◆ RECORD EXCERPTS ◆
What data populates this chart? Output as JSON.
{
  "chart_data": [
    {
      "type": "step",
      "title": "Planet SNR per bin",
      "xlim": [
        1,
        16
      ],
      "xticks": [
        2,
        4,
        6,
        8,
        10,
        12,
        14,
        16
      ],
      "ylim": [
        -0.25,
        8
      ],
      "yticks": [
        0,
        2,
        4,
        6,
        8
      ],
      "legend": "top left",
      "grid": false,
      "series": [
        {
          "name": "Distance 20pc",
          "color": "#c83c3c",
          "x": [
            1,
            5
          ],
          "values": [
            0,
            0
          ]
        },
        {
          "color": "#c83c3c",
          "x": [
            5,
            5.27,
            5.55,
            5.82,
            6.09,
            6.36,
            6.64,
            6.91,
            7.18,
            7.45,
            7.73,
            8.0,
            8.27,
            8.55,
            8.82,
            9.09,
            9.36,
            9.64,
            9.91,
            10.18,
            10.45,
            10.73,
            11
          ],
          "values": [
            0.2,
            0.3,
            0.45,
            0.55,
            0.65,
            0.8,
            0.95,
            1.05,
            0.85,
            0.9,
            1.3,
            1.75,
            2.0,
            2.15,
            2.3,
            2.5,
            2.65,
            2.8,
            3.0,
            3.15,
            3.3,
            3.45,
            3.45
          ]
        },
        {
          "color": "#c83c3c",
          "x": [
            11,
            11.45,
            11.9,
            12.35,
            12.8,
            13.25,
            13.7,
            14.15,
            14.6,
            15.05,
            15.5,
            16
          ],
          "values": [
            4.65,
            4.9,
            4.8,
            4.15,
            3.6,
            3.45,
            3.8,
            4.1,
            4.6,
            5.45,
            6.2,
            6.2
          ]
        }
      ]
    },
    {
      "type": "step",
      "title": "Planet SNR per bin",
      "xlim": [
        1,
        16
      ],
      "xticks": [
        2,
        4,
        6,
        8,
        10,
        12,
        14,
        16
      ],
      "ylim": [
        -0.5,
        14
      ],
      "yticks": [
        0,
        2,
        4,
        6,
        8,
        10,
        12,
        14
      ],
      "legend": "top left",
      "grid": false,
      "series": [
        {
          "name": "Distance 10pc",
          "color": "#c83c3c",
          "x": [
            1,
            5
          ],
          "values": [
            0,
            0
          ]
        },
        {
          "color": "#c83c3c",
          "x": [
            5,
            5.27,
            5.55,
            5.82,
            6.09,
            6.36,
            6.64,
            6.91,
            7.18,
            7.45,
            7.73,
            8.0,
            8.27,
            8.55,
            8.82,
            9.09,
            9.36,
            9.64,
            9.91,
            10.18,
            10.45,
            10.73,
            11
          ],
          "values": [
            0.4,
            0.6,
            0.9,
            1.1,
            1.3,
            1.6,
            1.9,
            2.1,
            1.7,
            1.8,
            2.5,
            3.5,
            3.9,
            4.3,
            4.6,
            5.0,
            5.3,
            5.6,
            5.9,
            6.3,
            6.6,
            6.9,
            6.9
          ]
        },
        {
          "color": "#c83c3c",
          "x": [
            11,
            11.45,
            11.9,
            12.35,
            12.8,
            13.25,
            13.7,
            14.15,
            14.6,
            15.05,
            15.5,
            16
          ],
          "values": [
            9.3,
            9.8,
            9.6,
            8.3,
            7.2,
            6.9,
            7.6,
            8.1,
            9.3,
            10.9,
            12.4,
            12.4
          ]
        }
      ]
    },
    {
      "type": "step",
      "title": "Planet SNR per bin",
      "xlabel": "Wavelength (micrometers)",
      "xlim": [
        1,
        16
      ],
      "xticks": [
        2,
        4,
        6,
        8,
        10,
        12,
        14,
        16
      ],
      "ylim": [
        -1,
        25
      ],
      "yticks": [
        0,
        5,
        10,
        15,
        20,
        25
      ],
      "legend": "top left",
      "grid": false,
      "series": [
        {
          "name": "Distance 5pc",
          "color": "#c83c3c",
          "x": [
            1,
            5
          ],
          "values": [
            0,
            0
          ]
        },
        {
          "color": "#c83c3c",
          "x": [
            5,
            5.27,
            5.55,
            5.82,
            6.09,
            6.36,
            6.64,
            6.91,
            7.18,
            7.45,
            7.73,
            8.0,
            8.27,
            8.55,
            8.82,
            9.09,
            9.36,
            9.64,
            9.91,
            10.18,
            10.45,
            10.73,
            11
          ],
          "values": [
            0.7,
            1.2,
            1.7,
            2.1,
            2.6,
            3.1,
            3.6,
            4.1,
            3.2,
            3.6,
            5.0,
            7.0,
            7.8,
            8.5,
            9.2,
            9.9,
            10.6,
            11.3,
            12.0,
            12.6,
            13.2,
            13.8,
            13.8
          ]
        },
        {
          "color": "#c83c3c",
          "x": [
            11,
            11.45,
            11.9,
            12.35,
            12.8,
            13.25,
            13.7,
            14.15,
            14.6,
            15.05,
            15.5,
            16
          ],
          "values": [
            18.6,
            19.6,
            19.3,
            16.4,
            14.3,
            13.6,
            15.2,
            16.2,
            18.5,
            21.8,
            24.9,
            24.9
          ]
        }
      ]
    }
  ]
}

◆ THE EXERCISE ◆
Each line of the material should be echoed exactly.

◆ FULL OUTPUT ◆
What data populates this chart? Output as JSON.
{
  "chart_data": [
    {
      "type": "step",
      "title": "Planet SNR per bin",
      "xlim": [
        1,
        16
      ],
      "xticks": [
        2,
        4,
        6,
        8,
        10,
        12,
        14,
        16
      ],
      "ylim": [
        -0.25,
        8
      ],
      "yticks": [
        0,
        2,
        4,
        6,
        8
      ],
      "legend": "top left",
      "grid": false,
      "series": [
        {
          "name": "Distance 20pc",
          "color": "#c83c3c",
          "x": [
            1,
            5
          ],
          "values": [
            0,
            0
          ]
        },
        {
          "color": "#c83c3c",
          "x": [
            5,
            5.27,
            5.55,
            5.82,
            6.09,
            6.36,
            6.64,
            6.91,
            7.18,
            7.45,
            7.73,
            8.0,
            8.27,
            8.55,
            8.82,
            9.09,
            9.36,
            9.64,
            9.91,
            10.18,
            10.45,
            10.73,
            11
          ],
          "values": [
            0.2,
            0.3,
            0.45,
            0.55,
            0.65,
            0.8,
            0.95,
            1.05,
            0.85,
            0.9,
            1.3,
            1.75,
            2.0,
            2.15,
            2.3,
            2.5,
            2.65,
            2.8,
            3.0,
            3.15,
            3.3,
            3.45,
            3.45
          ]
        },
        {
          "color": "#c83c3c",
          "x": [
            11,
            11.45,
            11.9,
            12.35,
            12.8,
            13.25,
            13.7,
            14.15,
            14.6,
            15.05,
            15.5,
            16
          ],
          "values": [
            4.65,
            4.9,
            4.8,
            4.15,
            3.6,
            3.45,
            3.8,
            4.1,
            4.6,
            5.45,
            6.2,
            6.2
          ]
        }
      ]
    },
    {
      "type": "step",
      "title": "Planet SNR per bin",
      "xlim": [
        1,
        16
      ],
      "xticks": [
        2,
        4,
        6,
        8,
        10,
        12,
        14,
        16
      ],
      "ylim": [
        -0.5,
        14
      ],
      "yticks": [
        0,
        2,
        4,
        6,
        8,
        10,
        12,
        14
      ],
      "legend": "top left",
      "grid": false,
      "series": [
        {
          "name": "Distance 10pc",
          "color": "#c83c3c",
          "x": [
            1,
            5
          ],
          "values": [
            0,
            0
          ]
        },
        {
          "color": "#c83c3c",
          "x": [
            5,
            5.27,
            5.55,
            5.82,
            6.09,
            6.36,
            6.64,
            6.91,
            7.18,
            7.45,
            7.73,
            8.0,
            8.27,
            8.55,
            8.82,
            9.09,
            9.36,
            9.64,
            9.91,
            10.18,
            10.45,
            10.73,
            11
          ],
          "values": [
            0.4,
            0.6,
            0.9,
            1.1,
            1.3,
            1.6,
            1.9,
            2.1,
            1.7,
            1.8,
            2.5,
            3.5,
            3.9,
            4.3,
            4.6,
            5.0,
            5.3,
            5.6,
            5.9,
            6.3,
            6.6,
            6.9,
            6.9
          ]
        },
        {
          "color": "#c83c3c",
          "x": [
            11,
            11.45,
            11.9,
            12.35,
            12.8,
            13.25,
            13.7,
            14.15,
            14.6,
            15.05,
            15.5,
            16
          ],
          "values": [
            9.3,
            9.8,
            9.6,
            8.3,
            7.2,
            6.9,
            7.6,
            8.1,
            9.3,
            10.9,
            12.4,
            12.4
          ]
        }
      ]
    },
    {
      "type": "step",
      "title": "Planet SNR per bin",
      "xlabel": "Wavelength (micrometers)",
      "xlim": [
        1,
        16
      ],
      "xticks": [
        2,
        4,
        6,
        8,
        10,
        12,
        14,
        16
      ],
      "ylim": [
        -1,
        25
      ],
      "yticks": [
        0,
        5,
        10,
        15,
        20,
        25
      ],
      "legend": "top left",
      "grid": false,
      "series": [
        {
          "name": "Distance 5pc",
          "color": "#c83c3c",
          "x": [
            1,
            5
          ],
          "values": [
            0,
            0
          ]
        },
        {
          "color": "#c83c3c",
          "x": [
            5,
            5.27,
            5.55,
            5.82,
            6.09,
            6.36,
            6.64,
            6.91,
            7.18,
            7.45,
            7.73,
            8.0,
            8.27,
            8.55,
            8.82,
            9.09,
            9.36,
            9.64,
            9.91,
            10.18,
            10.45,
            10.73,
            11
          ],
          "values": [
            0.7,
            1.2,
            1.7,
            2.1,
            2.6,
            3.1,
            3.6,
            4.1,
            3.2,
            3.6,
            5.0,
            7.0,
            7.8,
            8.5,
            9.2,
            9.9,
            10.6,
            11.3,
            12.0,
            12.6,
            13.2,
            13.8,
            13.8
          ]
        },
        {
          "color": "#c83c3c",
          "x": [
            11,
            11.45,
            11.9,
            12.35,
            12.8,
            13.25,
            13.7,
            14.15,
            14.6,
            15.05,
            15.5,
            16
          ],
          "values": [
            18.6,
            19.6,
            19.3,
            16.4,
            14.3,
            13.6,
            15.2,
            16.2,
            18.5,
            21.8,
            24.9,
            24.9
          ]
        }
      ]
    }
  ]
}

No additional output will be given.